Write out every entry exactly as it stands.

> **RAW DATA**:
● ● ● ● ● ● ●
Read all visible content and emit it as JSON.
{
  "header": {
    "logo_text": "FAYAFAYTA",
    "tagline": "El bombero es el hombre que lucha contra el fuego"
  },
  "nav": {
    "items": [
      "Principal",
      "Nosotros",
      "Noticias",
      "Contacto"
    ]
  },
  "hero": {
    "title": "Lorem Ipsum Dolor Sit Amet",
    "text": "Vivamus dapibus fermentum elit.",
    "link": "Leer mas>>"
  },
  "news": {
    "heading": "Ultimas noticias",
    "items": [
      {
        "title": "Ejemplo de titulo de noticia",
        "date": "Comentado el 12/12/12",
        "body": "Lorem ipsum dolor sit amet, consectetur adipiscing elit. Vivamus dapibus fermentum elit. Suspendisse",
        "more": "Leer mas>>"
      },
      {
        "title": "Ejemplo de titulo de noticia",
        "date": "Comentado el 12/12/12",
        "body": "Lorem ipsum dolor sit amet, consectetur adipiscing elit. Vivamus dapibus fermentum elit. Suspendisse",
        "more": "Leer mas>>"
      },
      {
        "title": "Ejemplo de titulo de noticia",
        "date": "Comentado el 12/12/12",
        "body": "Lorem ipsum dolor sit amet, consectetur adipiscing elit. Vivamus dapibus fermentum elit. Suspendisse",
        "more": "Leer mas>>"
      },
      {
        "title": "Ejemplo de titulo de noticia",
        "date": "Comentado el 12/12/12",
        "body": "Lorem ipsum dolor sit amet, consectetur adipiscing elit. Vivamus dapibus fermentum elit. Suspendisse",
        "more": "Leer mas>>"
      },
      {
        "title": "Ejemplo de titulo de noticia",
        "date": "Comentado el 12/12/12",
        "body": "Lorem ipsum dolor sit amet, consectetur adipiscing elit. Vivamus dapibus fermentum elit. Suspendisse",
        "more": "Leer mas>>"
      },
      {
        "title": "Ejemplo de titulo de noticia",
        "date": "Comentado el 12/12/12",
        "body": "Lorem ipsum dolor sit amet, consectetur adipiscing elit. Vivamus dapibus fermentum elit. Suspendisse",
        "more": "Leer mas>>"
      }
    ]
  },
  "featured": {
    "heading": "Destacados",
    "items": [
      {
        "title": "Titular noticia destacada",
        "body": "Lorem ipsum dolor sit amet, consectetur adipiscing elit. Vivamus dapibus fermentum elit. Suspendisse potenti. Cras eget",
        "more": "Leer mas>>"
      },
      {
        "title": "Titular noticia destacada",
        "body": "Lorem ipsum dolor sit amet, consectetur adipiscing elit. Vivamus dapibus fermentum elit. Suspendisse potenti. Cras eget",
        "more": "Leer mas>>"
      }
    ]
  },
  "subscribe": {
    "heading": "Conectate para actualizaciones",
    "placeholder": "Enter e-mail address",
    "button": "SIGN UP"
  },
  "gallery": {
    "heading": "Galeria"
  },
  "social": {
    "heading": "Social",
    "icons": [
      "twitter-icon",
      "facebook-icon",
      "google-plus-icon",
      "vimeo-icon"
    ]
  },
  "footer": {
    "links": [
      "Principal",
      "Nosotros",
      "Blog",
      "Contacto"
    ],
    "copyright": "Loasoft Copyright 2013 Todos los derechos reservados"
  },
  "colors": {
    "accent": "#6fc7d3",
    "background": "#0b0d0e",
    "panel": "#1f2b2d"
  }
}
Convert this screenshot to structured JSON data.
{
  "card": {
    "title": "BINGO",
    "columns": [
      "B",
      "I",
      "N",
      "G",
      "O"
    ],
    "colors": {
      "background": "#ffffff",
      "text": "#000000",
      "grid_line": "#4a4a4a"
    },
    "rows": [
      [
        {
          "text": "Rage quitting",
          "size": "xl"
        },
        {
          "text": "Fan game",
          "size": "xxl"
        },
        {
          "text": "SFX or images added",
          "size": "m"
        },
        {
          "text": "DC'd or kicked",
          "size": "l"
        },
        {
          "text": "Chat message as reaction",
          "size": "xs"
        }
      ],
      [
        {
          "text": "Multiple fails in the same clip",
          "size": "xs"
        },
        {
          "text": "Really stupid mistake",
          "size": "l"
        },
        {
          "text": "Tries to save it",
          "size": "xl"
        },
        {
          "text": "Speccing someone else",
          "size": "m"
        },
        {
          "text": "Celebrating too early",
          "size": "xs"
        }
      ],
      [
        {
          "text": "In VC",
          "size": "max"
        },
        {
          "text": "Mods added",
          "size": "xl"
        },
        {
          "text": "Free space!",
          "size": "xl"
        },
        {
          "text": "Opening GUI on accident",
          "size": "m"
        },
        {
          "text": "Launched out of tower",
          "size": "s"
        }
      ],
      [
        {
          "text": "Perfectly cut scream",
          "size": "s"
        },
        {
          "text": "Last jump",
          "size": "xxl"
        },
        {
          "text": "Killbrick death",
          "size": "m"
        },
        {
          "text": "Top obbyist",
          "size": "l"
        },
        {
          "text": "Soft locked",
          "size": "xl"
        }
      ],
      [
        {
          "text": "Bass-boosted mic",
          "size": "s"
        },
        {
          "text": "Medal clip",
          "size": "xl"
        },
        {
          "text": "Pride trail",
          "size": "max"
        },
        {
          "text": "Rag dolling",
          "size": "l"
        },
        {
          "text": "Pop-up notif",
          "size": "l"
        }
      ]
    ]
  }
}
● ● ● ● ● ● ●
> **RESULT FOR THIS EXERCISE**:
Read all visible content and emit it as JSON.
{
  "header": {
    "logo_text": "FAYAFAYTA",
    "tagline": "El bombero es el hombre que lucha contra el fuego"
  },
  "nav": {
    "items": [
      "Principal",
      "Nosotros",
      "Noticias",
      "Contacto"
    ]
  },
  "hero": {
    "title": "Lorem Ipsum Dolor Sit Amet",
    "text": "Vivamus dapibus fermentum elit.",
    "link": "Leer mas>>"
  },
  "news": {
    "heading": "Ultimas noticias",
    "items": [
      {
        "title": "Ejemplo de titulo de noticia",
        "date": "Comentado el 12/12/12",
        "body": "Lorem ipsum dolor sit amet, consectetur adipiscing elit. Vivamus dapibus fermentum elit. Suspendisse",
        "more": "Leer mas>>"
      },
      {
        "title": "Ejemplo de titulo de noticia",
        "date": "Comentado el 12/12/12",
        "body": "Lorem ipsum dolor sit amet, consectetur adipiscing elit. Vivamus dapibus fermentum elit. Suspendisse",
        "more": "Leer mas>>"
      },
      {
        "title": "Ejemplo de titulo de noticia",
        "date": "Comentado el 12/12/12",
        "body": "Lorem ipsum dolor sit amet, consectetur adipiscing elit. Vivamus dapibus fermentum elit. Suspendisse",
        "more": "Leer mas>>"
      },
      {
        "title": "Ejemplo de titulo de noticia",
        "date": "Comentado el 12/12/12",
        "body": "Lorem ipsum dolor sit amet, consectetur adipiscing elit. Vivamus dapibus fermentum elit. Suspendisse",
        "more": "Leer mas>>"
      },
      {
        "title": "Ejemplo de titulo de noticia",
        "date": "Comentado el 12/12/12",
        "body": "Lorem ipsum dolor sit amet, consectetur adipiscing elit. Vivamus dapibus fermentum elit. Suspendisse",
        "more": "Leer mas>>"
      },
      {
        "title": "Ejemplo de titulo de noticia",
        "date": "Comentado el 12/12/12",
        "body": "Lorem ipsum dolor sit amet, consectetur adipiscing elit. Vivamus dapibus fermentum elit. Suspendisse",
        "more": "Leer mas>>"
      }
    ]
  },
  "featured": {
    "heading": "Destacados",
    "items": [
      {
        "title": "Titular noticia destacada",
        "body": "Lorem ipsum dolor sit amet, consectetur adipiscing elit. Vivamus dapibus fermentum elit. Suspendisse potenti. Cras eget",
        "more": "Leer mas>>"
      },
      {
        "title": "Titular noticia destacada",
        "body": "Lorem ipsum dolor sit amet, consectetur adipiscing elit. Vivamus dapibus fermentum elit. Suspendisse potenti. Cras eget",
        "more": "Leer mas>>"
      }
    ]
  },
  "subscribe": {
    "heading": "Conectate para actualizaciones",
    "placeholder": "Enter e-mail address",
    "button": "SIGN UP"
  },
  "gallery": {
    "heading": "Galeria"
  },
  "social": {
    "heading": "Social",
    "icons": [
      "twitter-icon",
      "facebook-icon",
      "google-plus-icon",
      "vimeo-icon"
    ]
  },
  "footer": {
    "links": [
      "Principal",
      "Nosotros",
      "Blog",
      "Contacto"
    ],
    "copyright": "Loasoft Copyright 2013 Todos los derechos reservados"
  },
  "colors": {
    "accent": "#6fc7d3",
    "background": "#0b0d0e",
    "panel": "#1f2b2d"
  }
}
Convert this screenshot to structured JSON data.
{
  "card": {
    "title": "BINGO",
    "columns": [
      "B",
      "I",
      "N",
      "G",
      "O"
    ],
    "colors": {
      "background": "#ffffff",
      "text": "#000000",
      "grid_line": "#4a4a4a"
    },
    "rows": [
      [
        {
          "text": "Rage quitting",
          "size": "xl"
        },
        {
          "text": "Fan game",
          "size": "xxl"
        },
        {
          "text": "SFX or images added",
          "size": "m"
        },
        {
          "text": "DC'd or kicked",
          "size": "l"
        },
        {
          "text": "Chat message as reaction",
          "size": "xs"
        }
      ],
      [
        {
          "text": "Multiple fails in the same clip",
          "size": "xs"
        },
        {
          "text": "Really stupid mistake",
          "size": "l"
        },
        {
          "text": "Tries to save it",
          "size": "xl"
        },
        {
          "text": "Speccing someone else",
          "size": "m"
        },
        {
          "text": "Celebrating too early",
          "size": "xs"
        }
      ],
      [
        {
          "text": "In VC",
          "size": "max"
        },
        {
          "text": "Mods added",
          "size": "xl"
        },
        {
          "text": "Free space!",
          "size": "xl"
        },
        {
          "text": "Opening GUI on accident",
          "size": "m"
        },
        {
          "text": "Launched out of tower",
          "size": "s"
        }
      ],
      [
        {
          "text": "Perfectly cut scream",
          "size": "s"
        },
        {
          "text": "Last jump",
          "size": "xxl"
        },
        {
          "text": "Killbrick death",
          "size": "m"
        },
        {
          "text": "Top obbyist",
          "size": "l"
        },
        {
          "text": "Soft locked",
          "size": "xl"
        }
      ],
      [
        {
          "text": "Bass-boosted mic",
          "size": "s"
        },
        {
          "text": "Medal clip",
          "size": "xl"
        },
        {
          "text": "Pride trail",
          "size": "max"
        },
        {
          "text": "Rag dolling",
          "size": "l"
        },
        {
          "text": "Pop-up notif",
          "size": "l"
        }
      ]
    ]
  }
}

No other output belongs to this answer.